WHAT YOU NEED TO DO: Find and copy lines holding "sulfate".

___ RECORDS

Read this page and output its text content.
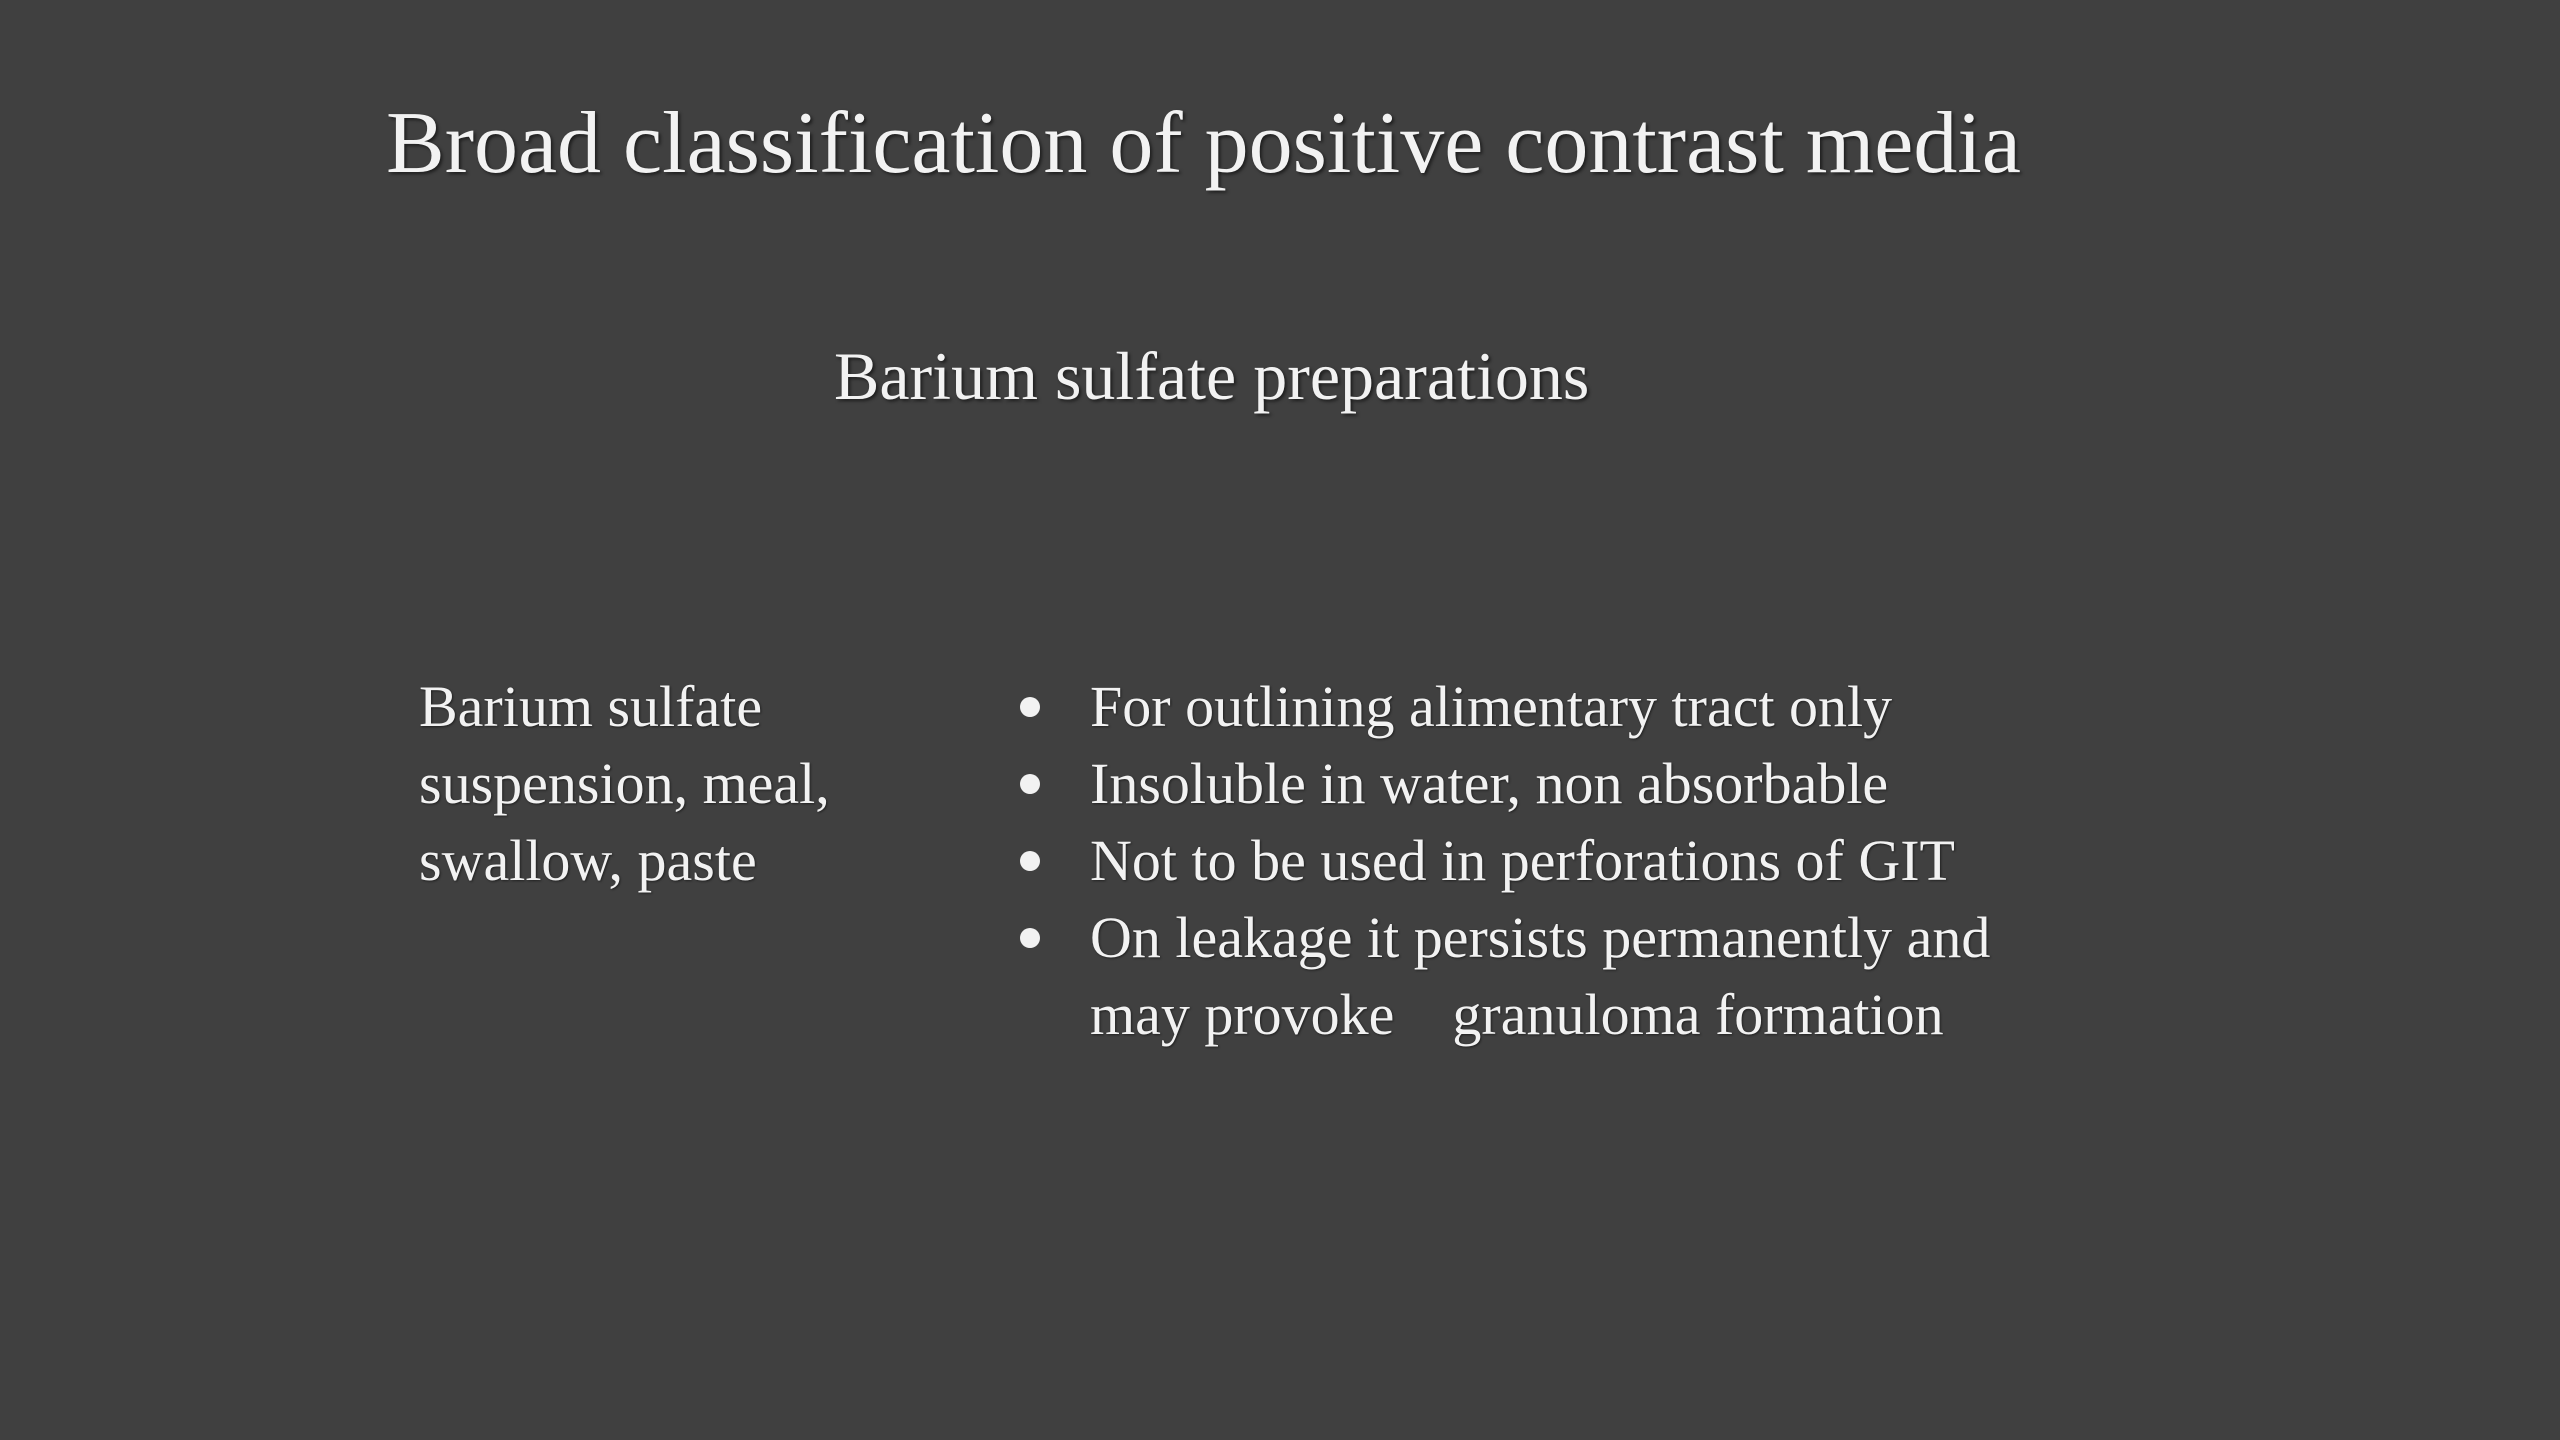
Broad classification of positive contrast media
Barium sulfate preparations
Barium sulfate
suspension, meal,
swallow, paste
For outlining alimentary tract only
Insoluble in water, non absorbable
Not to be used in perforations of GIT
On leakage it persists permanently and
may provoke    granuloma formation
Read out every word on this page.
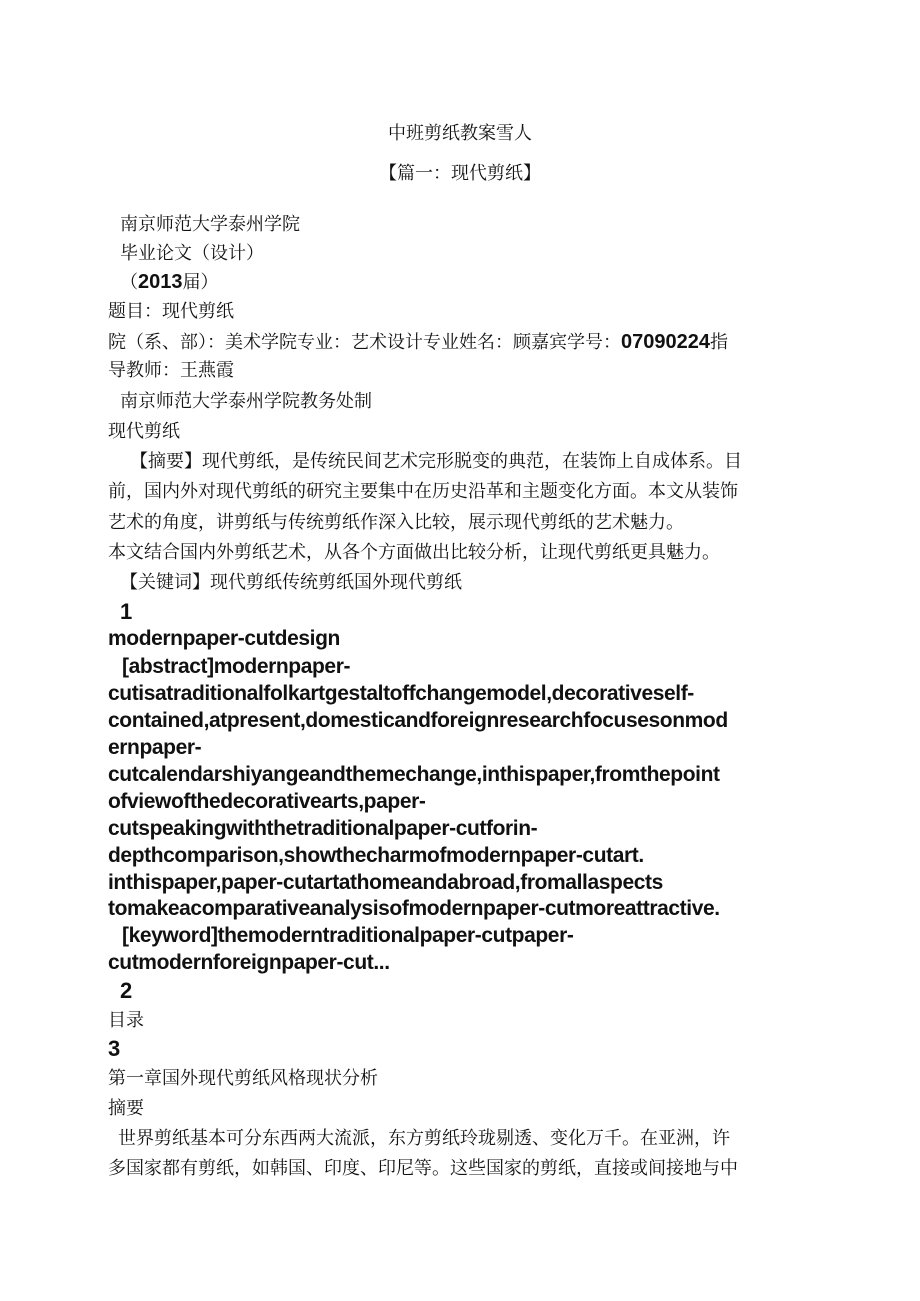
中班剪纸教案雪人
【篇一：现代剪纸】
南京师范大学泰州学院
毕业论文（设计）
（2013届）
题目：现代剪纸
院（系、部）：美术学院专业：艺术设计专业姓名：顾嘉宾学号：07090224指
导教师：王燕霞
南京师范大学泰州学院教务处制
现代剪纸
【摘要】现代剪纸，是传统民间艺术完形脱变的典范，在装饰上自成体系。目
前，国内外对现代剪纸的研究主要集中在历史沿革和主题变化方面。本文从装饰
艺术的角度，讲剪纸与传统剪纸作深入比较，展示现代剪纸的艺术魅力。
本文结合国内外剪纸艺术，从各个方面做出比较分析，让现代剪纸更具魅力。
【关键词】现代剪纸传统剪纸国外现代剪纸
1
modernpaper-cutdesign
[abstract]modernpaper-
cutisatraditionalfolkartgestaltoffchangemodel,decorativeself-
contained,atpresent,domesticandforeignresearchfocusesonmod
ernpaper-
cutcalendarshiyangeandthemechange,inthispaper,fromthepoint
ofviewofthedecorativearts,paper-
cutspeakingwiththetraditionalpaper-cutforin-
depthcomparison,showthecharmofmodernpaper-cutart.
inthispaper,paper-cutartathomeandabroad,fromallaspects
tomakeacomparativeanalysisofmodernpaper-cutmoreattractive.
[keyword]themoderntraditionalpaper-cutpaper-
cutmodernforeignpaper-cut...
2
目录
3
第一章国外现代剪纸风格现状分析
摘要
世界剪纸基本可分东西两大流派，东方剪纸玲珑剔透、变化万千。在亚洲，许
多国家都有剪纸，如韩国、印度、印尼等。这些国家的剪纸，直接或间接地与中
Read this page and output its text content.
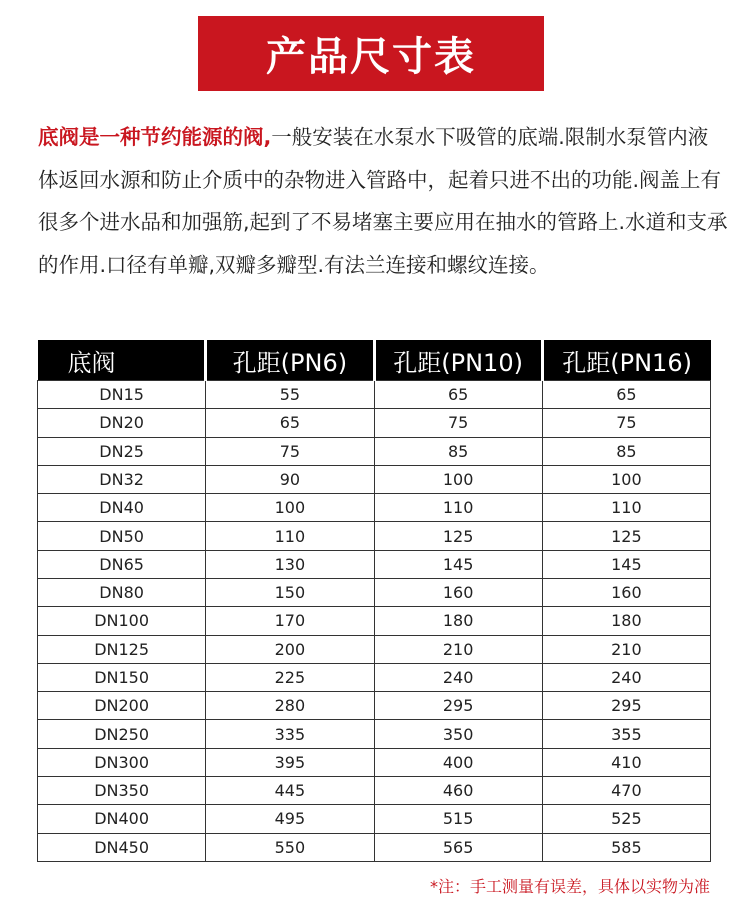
产品尺寸表
底阀是一种节约能源的阀,一般安装在水泵水下吸管的底端.限制水泵管内液体返回水源和防止介质中的杂物进入管路中，起着只进不出的功能.阀盖上有很多个进水品和加强筋,起到了不易堵塞主要应用在抽水的管路上.水道和支承的作用.口径有单瓣,双瓣多瓣型.有法兰连接和螺纹连接。
底阀	孔距(PN6)	孔距(PN10)	孔距(PN16)
DN15	55	65	65
DN20	65	75	75
DN25	75	85	85
DN32	90	100	100
DN40	100	110	110
DN50	110	125	125
DN65	130	145	145
DN80	150	160	160
DN100	170	180	180
DN125	200	210	210
DN150	225	240	240
DN200	280	295	295
DN250	335	350	355
DN300	395	400	410
DN350	445	460	470
DN400	495	515	525
DN450	550	565	585
*注：手工测量有误差，具体以实物为准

______

RESULT OF THE EXERCISE:
Barium sulfate preparations
Barium sulfate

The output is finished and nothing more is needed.